REQUIRED WORK:
Below are entries to be transcribed exactly; exclude the pictures from the copy.

PROVIDED DATA:
▼

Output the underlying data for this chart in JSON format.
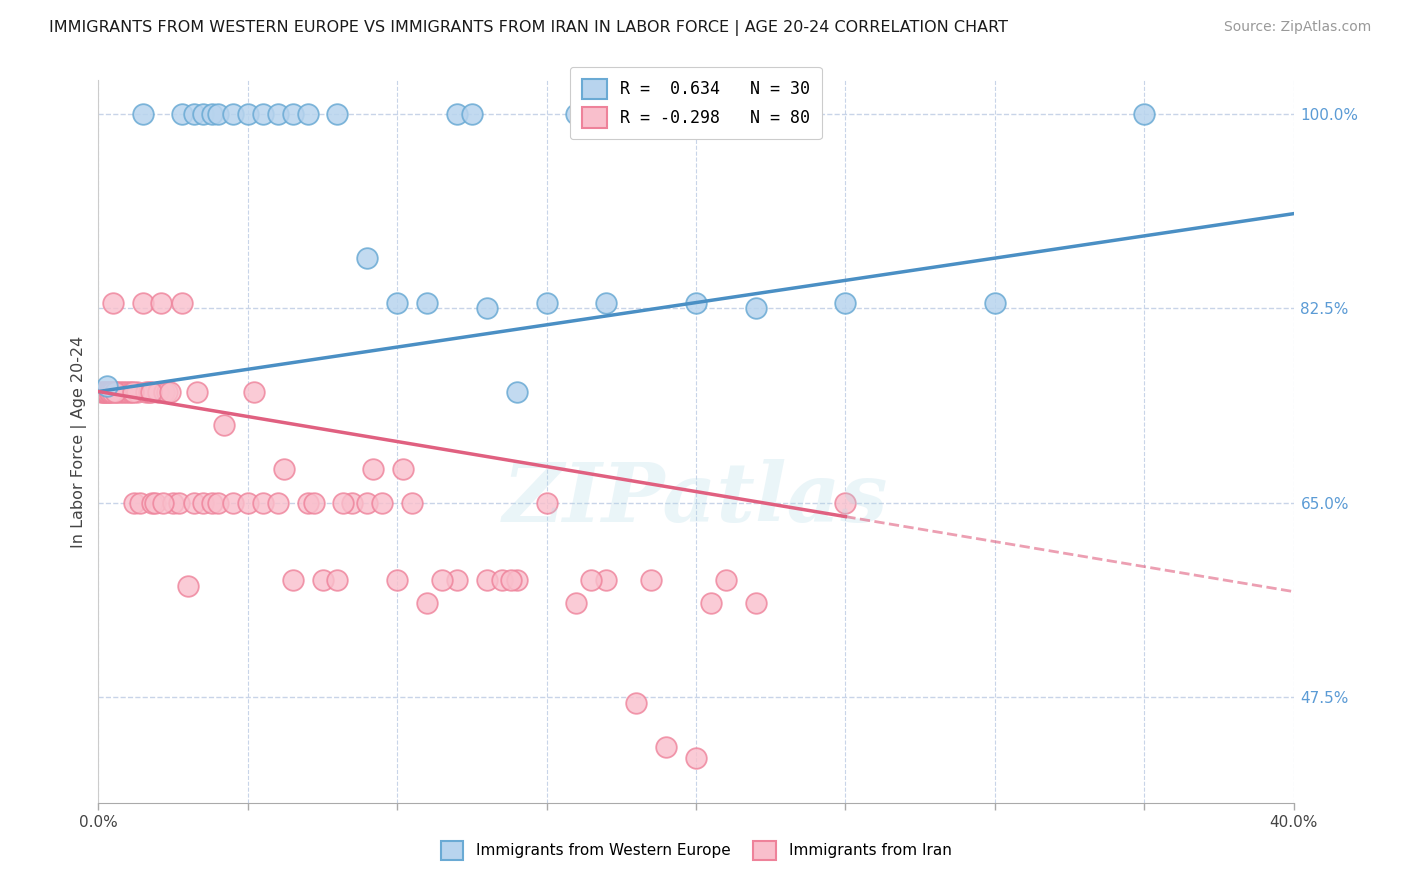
{
  "title": "IMMIGRANTS FROM WESTERN EUROPE VS IMMIGRANTS FROM IRAN IN LABOR FORCE | AGE 20-24 CORRELATION CHART",
  "source": "Source: ZipAtlas.com",
  "ylabel": "In Labor Force | Age 20-24",
  "ylabel_right_ticks": [
    100.0,
    82.5,
    65.0,
    47.5
  ],
  "ylabel_right_tick_labels": [
    "100.0%",
    "82.5%",
    "65.0%",
    "47.5%"
  ],
  "xmin": 0.0,
  "xmax": 40.0,
  "ymin": 38.0,
  "ymax": 103.0,
  "watermark": "ZIPatlas",
  "legend_blue_r": "R =  0.634",
  "legend_blue_n": "N = 30",
  "legend_pink_r": "R = -0.298",
  "legend_pink_n": "N = 80",
  "blue_fill_color": "#b8d4ee",
  "pink_fill_color": "#f9bfcc",
  "blue_edge_color": "#6aaad4",
  "pink_edge_color": "#ee829a",
  "blue_line_color": "#4a8fc4",
  "pink_line_color": "#e06080",
  "background_color": "#ffffff",
  "grid_color": "#c8d4e8",
  "blue_points_x": [
    0.3,
    1.5,
    2.8,
    3.2,
    3.5,
    3.8,
    4.0,
    4.5,
    5.0,
    5.5,
    6.0,
    6.5,
    7.0,
    8.0,
    9.0,
    10.0,
    11.0,
    12.0,
    12.5,
    13.0,
    14.0,
    15.0,
    16.0,
    17.0,
    18.0,
    20.0,
    22.0,
    25.0,
    30.0,
    35.0
  ],
  "blue_points_y": [
    75.5,
    100.0,
    100.0,
    100.0,
    100.0,
    100.0,
    100.0,
    100.0,
    100.0,
    100.0,
    100.0,
    100.0,
    100.0,
    100.0,
    87.0,
    83.0,
    83.0,
    100.0,
    100.0,
    82.5,
    75.0,
    83.0,
    100.0,
    83.0,
    100.0,
    83.0,
    82.5,
    83.0,
    83.0,
    100.0
  ],
  "pink_points_x": [
    0.1,
    0.15,
    0.2,
    0.25,
    0.3,
    0.35,
    0.4,
    0.5,
    0.6,
    0.7,
    0.8,
    0.9,
    1.0,
    1.1,
    1.2,
    1.3,
    1.4,
    1.5,
    1.6,
    1.7,
    1.8,
    1.9,
    2.0,
    2.1,
    2.2,
    2.3,
    2.5,
    2.7,
    3.0,
    3.2,
    3.5,
    3.8,
    4.0,
    4.5,
    5.0,
    5.5,
    6.0,
    6.5,
    7.0,
    7.5,
    8.0,
    8.5,
    9.0,
    9.5,
    10.0,
    10.5,
    11.0,
    12.0,
    13.0,
    13.5,
    14.0,
    15.0,
    16.0,
    17.0,
    18.0,
    19.0,
    20.0,
    21.0,
    22.0,
    25.0,
    2.8,
    3.3,
    4.2,
    5.2,
    6.2,
    7.2,
    8.2,
    9.2,
    10.2,
    11.5,
    13.8,
    16.5,
    18.5,
    20.5,
    0.45,
    0.55,
    1.15,
    1.75,
    2.15,
    2.4
  ],
  "pink_points_y": [
    75.0,
    75.0,
    75.0,
    75.0,
    75.0,
    75.0,
    75.0,
    83.0,
    75.0,
    75.0,
    75.0,
    75.0,
    75.0,
    75.0,
    65.0,
    75.0,
    65.0,
    83.0,
    75.0,
    75.0,
    65.0,
    65.0,
    75.0,
    83.0,
    75.0,
    75.0,
    65.0,
    65.0,
    57.5,
    65.0,
    65.0,
    65.0,
    65.0,
    65.0,
    65.0,
    65.0,
    65.0,
    58.0,
    65.0,
    58.0,
    58.0,
    65.0,
    65.0,
    65.0,
    58.0,
    65.0,
    56.0,
    58.0,
    58.0,
    58.0,
    58.0,
    65.0,
    56.0,
    58.0,
    47.0,
    43.0,
    42.0,
    58.0,
    56.0,
    65.0,
    83.0,
    75.0,
    72.0,
    75.0,
    68.0,
    65.0,
    65.0,
    68.0,
    68.0,
    58.0,
    58.0,
    58.0,
    58.0,
    56.0,
    75.0,
    75.0,
    75.0,
    75.0,
    65.0,
    75.0
  ],
  "blue_line_slope": 0.4,
  "blue_line_intercept": 75.0,
  "pink_line_slope": -0.45,
  "pink_line_intercept": 75.0,
  "pink_solid_end_x": 25.0
}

▲

ANSWER TO THE EXERCISE:
Output the underlying data for this chart in JSON format.
{
  "title": "IMMIGRANTS FROM WESTERN EUROPE VS IMMIGRANTS FROM IRAN IN LABOR FORCE | AGE 20-24 CORRELATION CHART",
  "source": "Source: ZipAtlas.com",
  "ylabel": "In Labor Force | Age 20-24",
  "ylabel_right_ticks": [
    100.0,
    82.5,
    65.0,
    47.5
  ],
  "ylabel_right_tick_labels": [
    "100.0%",
    "82.5%",
    "65.0%",
    "47.5%"
  ],
  "xmin": 0.0,
  "xmax": 40.0,
  "ymin": 38.0,
  "ymax": 103.0,
  "watermark": "ZIPatlas",
  "legend_blue_r": "R =  0.634",
  "legend_blue_n": "N = 30",
  "legend_pink_r": "R = -0.298",
  "legend_pink_n": "N = 80",
  "blue_fill_color": "#b8d4ee",
  "pink_fill_color": "#f9bfcc",
  "blue_edge_color": "#6aaad4",
  "pink_edge_color": "#ee829a",
  "blue_line_color": "#4a8fc4",
  "pink_line_color": "#e06080",
  "background_color": "#ffffff",
  "grid_color": "#c8d4e8",
  "blue_points_x": [
    0.3,
    1.5,
    2.8,
    3.2,
    3.5,
    3.8,
    4.0,
    4.5,
    5.0,
    5.5,
    6.0,
    6.5,
    7.0,
    8.0,
    9.0,
    10.0,
    11.0,
    12.0,
    12.5,
    13.0,
    14.0,
    15.0,
    16.0,
    17.0,
    18.0,
    20.0,
    22.0,
    25.0,
    30.0,
    35.0
  ],
  "blue_points_y": [
    75.5,
    100.0,
    100.0,
    100.0,
    100.0,
    100.0,
    100.0,
    100.0,
    100.0,
    100.0,
    100.0,
    100.0,
    100.0,
    100.0,
    87.0,
    83.0,
    83.0,
    100.0,
    100.0,
    82.5,
    75.0,
    83.0,
    100.0,
    83.0,
    100.0,
    83.0,
    82.5,
    83.0,
    83.0,
    100.0
  ],
  "pink_points_x": [
    0.1,
    0.15,
    0.2,
    0.25,
    0.3,
    0.35,
    0.4,
    0.5,
    0.6,
    0.7,
    0.8,
    0.9,
    1.0,
    1.1,
    1.2,
    1.3,
    1.4,
    1.5,
    1.6,
    1.7,
    1.8,
    1.9,
    2.0,
    2.1,
    2.2,
    2.3,
    2.5,
    2.7,
    3.0,
    3.2,
    3.5,
    3.8,
    4.0,
    4.5,
    5.0,
    5.5,
    6.0,
    6.5,
    7.0,
    7.5,
    8.0,
    8.5,
    9.0,
    9.5,
    10.0,
    10.5,
    11.0,
    12.0,
    13.0,
    13.5,
    14.0,
    15.0,
    16.0,
    17.0,
    18.0,
    19.0,
    20.0,
    21.0,
    22.0,
    25.0,
    2.8,
    3.3,
    4.2,
    5.2,
    6.2,
    7.2,
    8.2,
    9.2,
    10.2,
    11.5,
    13.8,
    16.5,
    18.5,
    20.5,
    0.45,
    0.55,
    1.15,
    1.75,
    2.15,
    2.4
  ],
  "pink_points_y": [
    75.0,
    75.0,
    75.0,
    75.0,
    75.0,
    75.0,
    75.0,
    83.0,
    75.0,
    75.0,
    75.0,
    75.0,
    75.0,
    75.0,
    65.0,
    75.0,
    65.0,
    83.0,
    75.0,
    75.0,
    65.0,
    65.0,
    75.0,
    83.0,
    75.0,
    75.0,
    65.0,
    65.0,
    57.5,
    65.0,
    65.0,
    65.0,
    65.0,
    65.0,
    65.0,
    65.0,
    65.0,
    58.0,
    65.0,
    58.0,
    58.0,
    65.0,
    65.0,
    65.0,
    58.0,
    65.0,
    56.0,
    58.0,
    58.0,
    58.0,
    58.0,
    65.0,
    56.0,
    58.0,
    47.0,
    43.0,
    42.0,
    58.0,
    56.0,
    65.0,
    83.0,
    75.0,
    72.0,
    75.0,
    68.0,
    65.0,
    65.0,
    68.0,
    68.0,
    58.0,
    58.0,
    58.0,
    58.0,
    56.0,
    75.0,
    75.0,
    75.0,
    75.0,
    65.0,
    75.0
  ],
  "blue_line_slope": 0.4,
  "blue_line_intercept": 75.0,
  "pink_line_slope": -0.45,
  "pink_line_intercept": 75.0,
  "pink_solid_end_x": 25.0
}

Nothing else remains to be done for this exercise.